(Dataset entries)
-------------------------

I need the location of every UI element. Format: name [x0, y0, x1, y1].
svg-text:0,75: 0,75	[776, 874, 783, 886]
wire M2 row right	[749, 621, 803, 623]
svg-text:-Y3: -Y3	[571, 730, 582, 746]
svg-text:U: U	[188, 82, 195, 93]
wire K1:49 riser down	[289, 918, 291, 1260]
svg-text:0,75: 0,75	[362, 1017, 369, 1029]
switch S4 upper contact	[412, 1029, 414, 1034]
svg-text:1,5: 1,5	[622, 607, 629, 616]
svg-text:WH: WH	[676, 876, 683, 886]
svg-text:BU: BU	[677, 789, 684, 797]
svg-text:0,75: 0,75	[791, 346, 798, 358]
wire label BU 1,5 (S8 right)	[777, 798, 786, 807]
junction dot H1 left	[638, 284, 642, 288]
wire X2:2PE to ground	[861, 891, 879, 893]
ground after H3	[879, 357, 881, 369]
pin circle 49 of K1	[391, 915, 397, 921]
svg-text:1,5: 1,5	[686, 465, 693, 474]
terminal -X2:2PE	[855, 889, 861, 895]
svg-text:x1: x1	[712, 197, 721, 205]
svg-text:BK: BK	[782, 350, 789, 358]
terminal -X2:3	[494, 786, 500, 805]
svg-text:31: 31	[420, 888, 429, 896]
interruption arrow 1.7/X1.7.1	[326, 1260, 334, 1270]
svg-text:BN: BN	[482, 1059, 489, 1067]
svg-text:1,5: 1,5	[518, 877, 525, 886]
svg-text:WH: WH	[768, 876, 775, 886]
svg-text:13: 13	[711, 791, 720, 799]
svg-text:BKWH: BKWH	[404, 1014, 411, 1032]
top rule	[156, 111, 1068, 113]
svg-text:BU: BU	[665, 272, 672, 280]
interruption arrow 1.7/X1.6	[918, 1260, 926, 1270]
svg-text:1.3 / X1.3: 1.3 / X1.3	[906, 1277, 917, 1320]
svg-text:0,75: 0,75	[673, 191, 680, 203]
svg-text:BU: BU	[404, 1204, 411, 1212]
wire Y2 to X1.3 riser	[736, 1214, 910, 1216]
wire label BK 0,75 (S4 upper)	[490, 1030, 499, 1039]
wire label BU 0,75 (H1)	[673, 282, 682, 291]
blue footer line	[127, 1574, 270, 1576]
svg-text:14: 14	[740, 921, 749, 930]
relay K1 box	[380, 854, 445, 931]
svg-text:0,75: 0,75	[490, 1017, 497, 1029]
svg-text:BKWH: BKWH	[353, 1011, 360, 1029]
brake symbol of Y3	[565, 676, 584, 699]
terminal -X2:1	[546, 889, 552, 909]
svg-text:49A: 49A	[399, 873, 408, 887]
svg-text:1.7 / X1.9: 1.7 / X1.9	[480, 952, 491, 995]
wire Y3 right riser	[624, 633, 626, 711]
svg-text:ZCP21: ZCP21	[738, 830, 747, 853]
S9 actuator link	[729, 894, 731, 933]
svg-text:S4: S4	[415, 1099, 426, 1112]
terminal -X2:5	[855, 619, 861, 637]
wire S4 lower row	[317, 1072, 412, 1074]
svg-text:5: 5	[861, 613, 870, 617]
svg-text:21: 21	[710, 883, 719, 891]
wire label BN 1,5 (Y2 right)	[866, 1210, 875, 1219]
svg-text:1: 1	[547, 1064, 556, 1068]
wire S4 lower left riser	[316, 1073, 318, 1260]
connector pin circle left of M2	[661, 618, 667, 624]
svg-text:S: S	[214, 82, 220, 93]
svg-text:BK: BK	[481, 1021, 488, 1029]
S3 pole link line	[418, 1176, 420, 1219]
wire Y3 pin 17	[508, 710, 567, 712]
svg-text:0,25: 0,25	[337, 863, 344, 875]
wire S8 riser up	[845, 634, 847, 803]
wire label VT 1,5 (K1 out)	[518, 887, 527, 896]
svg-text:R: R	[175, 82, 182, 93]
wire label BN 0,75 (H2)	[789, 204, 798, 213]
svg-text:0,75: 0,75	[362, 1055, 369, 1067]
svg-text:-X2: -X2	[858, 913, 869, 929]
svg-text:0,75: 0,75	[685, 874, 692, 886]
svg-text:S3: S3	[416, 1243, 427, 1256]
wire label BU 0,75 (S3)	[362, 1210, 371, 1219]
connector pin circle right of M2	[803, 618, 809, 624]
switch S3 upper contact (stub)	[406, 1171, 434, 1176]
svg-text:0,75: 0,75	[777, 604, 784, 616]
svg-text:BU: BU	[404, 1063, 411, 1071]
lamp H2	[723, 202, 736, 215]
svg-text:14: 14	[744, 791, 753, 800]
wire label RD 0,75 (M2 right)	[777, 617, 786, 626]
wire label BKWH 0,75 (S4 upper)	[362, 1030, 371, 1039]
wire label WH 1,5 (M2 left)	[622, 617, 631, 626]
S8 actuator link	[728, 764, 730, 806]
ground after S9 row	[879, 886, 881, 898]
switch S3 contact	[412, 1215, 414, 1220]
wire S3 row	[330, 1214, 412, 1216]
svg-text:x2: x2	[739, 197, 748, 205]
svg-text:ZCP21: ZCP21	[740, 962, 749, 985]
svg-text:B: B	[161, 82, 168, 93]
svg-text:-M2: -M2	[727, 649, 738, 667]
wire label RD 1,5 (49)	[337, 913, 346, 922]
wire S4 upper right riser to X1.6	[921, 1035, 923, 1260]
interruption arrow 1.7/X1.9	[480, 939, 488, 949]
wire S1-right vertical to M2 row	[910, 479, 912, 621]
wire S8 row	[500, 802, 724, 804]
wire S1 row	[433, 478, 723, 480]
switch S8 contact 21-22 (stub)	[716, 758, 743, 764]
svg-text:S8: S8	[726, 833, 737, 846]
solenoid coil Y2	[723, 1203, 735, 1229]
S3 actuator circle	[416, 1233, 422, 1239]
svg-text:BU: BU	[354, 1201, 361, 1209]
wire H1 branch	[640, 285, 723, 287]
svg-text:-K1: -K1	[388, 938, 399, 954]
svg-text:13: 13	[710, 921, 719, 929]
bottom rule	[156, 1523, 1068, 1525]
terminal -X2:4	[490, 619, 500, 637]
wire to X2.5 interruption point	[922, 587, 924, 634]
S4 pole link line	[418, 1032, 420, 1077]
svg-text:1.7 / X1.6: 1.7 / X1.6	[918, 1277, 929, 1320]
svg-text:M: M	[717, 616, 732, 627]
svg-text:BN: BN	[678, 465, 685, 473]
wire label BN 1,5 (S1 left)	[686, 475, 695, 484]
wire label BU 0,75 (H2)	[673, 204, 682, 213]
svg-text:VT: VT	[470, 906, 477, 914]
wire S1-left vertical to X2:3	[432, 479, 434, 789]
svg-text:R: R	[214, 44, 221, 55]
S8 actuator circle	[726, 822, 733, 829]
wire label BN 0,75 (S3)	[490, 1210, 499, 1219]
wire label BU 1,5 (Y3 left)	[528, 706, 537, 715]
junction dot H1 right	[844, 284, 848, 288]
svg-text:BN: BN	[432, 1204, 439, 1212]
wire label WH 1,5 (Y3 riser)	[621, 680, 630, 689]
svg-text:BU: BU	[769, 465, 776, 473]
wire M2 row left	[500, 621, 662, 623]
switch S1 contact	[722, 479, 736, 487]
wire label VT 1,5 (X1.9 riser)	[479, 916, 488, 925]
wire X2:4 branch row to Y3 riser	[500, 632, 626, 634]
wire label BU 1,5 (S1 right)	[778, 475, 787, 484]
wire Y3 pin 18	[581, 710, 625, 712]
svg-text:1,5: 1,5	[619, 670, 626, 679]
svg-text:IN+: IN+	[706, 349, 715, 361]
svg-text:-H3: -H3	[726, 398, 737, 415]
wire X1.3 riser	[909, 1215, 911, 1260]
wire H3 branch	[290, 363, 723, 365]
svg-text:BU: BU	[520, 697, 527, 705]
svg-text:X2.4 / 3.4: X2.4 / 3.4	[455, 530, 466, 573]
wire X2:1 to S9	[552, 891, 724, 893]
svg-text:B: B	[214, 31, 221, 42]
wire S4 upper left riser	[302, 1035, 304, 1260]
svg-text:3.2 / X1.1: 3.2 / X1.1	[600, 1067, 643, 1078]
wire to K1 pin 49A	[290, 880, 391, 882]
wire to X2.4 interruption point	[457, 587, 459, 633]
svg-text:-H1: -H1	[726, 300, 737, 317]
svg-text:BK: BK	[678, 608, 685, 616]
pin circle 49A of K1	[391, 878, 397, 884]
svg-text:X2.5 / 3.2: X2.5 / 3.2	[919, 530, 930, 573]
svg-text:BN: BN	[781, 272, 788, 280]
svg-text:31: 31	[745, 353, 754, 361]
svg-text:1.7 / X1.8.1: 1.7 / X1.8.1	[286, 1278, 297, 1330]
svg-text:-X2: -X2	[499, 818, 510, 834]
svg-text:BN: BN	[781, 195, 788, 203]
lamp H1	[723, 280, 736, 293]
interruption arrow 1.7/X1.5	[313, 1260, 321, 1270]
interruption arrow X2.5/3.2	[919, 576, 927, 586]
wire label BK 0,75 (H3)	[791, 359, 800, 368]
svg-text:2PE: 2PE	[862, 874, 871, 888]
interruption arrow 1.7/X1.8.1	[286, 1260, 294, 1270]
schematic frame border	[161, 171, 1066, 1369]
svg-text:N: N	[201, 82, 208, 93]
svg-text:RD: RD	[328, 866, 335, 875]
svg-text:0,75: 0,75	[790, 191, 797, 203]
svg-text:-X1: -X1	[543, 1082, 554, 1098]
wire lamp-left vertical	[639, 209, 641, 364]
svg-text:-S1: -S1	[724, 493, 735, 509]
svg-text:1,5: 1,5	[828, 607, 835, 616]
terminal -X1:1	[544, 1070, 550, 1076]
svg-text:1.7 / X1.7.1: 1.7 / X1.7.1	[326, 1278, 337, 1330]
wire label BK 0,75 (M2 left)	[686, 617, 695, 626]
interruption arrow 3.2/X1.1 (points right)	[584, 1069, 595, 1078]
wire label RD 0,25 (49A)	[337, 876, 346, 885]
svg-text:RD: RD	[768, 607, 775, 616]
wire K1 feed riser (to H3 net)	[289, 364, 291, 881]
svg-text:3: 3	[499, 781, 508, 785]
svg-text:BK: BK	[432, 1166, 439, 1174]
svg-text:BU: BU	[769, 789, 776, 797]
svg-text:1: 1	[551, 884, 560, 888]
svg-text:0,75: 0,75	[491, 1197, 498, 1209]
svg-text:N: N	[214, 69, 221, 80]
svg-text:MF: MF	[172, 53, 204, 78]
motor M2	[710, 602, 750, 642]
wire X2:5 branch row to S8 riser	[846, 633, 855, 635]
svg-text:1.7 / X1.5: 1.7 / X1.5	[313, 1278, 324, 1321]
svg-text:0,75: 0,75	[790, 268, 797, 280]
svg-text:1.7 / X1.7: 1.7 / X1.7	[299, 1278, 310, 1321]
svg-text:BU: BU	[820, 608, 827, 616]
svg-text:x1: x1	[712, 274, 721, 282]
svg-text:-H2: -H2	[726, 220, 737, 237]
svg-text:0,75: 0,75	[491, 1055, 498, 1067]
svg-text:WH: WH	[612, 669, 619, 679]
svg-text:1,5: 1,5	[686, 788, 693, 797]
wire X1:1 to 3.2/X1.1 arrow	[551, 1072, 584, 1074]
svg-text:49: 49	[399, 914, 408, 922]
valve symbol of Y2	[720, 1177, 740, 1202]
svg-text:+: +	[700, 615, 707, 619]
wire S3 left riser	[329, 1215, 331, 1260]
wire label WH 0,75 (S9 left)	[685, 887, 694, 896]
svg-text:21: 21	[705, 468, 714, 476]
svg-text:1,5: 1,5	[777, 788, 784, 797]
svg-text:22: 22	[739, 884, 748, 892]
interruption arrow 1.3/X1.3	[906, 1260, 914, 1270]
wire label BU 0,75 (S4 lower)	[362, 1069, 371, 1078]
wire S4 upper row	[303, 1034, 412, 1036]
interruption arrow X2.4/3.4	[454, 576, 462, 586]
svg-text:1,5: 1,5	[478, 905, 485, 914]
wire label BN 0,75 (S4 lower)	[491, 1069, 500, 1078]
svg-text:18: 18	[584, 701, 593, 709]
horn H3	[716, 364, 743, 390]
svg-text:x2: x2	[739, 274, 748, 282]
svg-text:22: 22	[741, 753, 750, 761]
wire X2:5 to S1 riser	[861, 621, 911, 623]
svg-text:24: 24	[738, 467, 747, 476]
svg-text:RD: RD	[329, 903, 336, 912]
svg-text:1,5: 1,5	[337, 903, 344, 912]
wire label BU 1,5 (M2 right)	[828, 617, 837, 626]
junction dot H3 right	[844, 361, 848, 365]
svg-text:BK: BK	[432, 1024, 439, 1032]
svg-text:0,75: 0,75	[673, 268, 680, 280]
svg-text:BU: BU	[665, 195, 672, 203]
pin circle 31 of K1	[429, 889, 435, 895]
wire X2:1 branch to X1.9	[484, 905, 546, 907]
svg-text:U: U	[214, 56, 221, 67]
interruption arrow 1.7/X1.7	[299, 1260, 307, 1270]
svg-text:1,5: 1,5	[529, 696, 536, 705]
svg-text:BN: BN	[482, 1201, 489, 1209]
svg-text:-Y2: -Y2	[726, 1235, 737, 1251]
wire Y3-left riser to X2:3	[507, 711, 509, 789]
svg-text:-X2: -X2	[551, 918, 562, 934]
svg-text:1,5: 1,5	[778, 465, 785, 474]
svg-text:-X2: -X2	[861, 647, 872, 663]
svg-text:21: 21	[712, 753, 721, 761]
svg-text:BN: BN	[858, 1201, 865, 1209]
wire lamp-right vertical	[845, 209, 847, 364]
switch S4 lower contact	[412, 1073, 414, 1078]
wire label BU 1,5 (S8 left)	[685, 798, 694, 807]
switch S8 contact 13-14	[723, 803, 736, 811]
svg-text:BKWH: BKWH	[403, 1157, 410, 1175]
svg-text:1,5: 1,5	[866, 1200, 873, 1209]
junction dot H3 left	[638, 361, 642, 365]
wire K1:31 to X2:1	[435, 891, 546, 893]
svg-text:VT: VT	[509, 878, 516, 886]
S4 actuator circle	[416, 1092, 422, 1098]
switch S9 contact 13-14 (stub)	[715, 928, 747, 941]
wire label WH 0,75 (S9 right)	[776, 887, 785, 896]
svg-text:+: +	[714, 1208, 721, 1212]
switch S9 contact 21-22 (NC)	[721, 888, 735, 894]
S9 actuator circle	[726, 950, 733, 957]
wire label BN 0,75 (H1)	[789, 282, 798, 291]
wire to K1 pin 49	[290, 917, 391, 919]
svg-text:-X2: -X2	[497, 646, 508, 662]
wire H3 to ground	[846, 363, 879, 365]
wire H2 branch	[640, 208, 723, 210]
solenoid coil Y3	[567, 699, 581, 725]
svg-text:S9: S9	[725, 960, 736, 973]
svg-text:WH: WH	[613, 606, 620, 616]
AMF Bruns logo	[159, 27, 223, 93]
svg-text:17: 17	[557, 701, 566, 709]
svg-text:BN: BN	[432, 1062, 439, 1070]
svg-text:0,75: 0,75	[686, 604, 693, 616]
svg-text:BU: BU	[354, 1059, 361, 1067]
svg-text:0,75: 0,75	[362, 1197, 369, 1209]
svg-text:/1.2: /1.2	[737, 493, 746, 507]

-------------------------

◆ WHAT THIS TASK INVOLVES: Rewrite the data from its first line up to and including the line with "346, 798, 358]", changing "upper contact" to "top contact" and keeping everything else the same.

◆ COMPLETE ANSWER:
I need the location of every UI element. Format: name [x0, y0, x1, y1].
svg-text:0,75: 0,75	[776, 874, 783, 886]
wire M2 row right	[749, 621, 803, 623]
svg-text:-Y3: -Y3	[571, 730, 582, 746]
svg-text:U: U	[188, 82, 195, 93]
wire K1:49 riser down	[289, 918, 291, 1260]
svg-text:0,75: 0,75	[362, 1017, 369, 1029]
switch S4 top contact	[412, 1029, 414, 1034]
svg-text:1,5: 1,5	[622, 607, 629, 616]
svg-text:WH: WH	[676, 876, 683, 886]
svg-text:BU: BU	[677, 789, 684, 797]
svg-text:0,75: 0,75	[791, 346, 798, 358]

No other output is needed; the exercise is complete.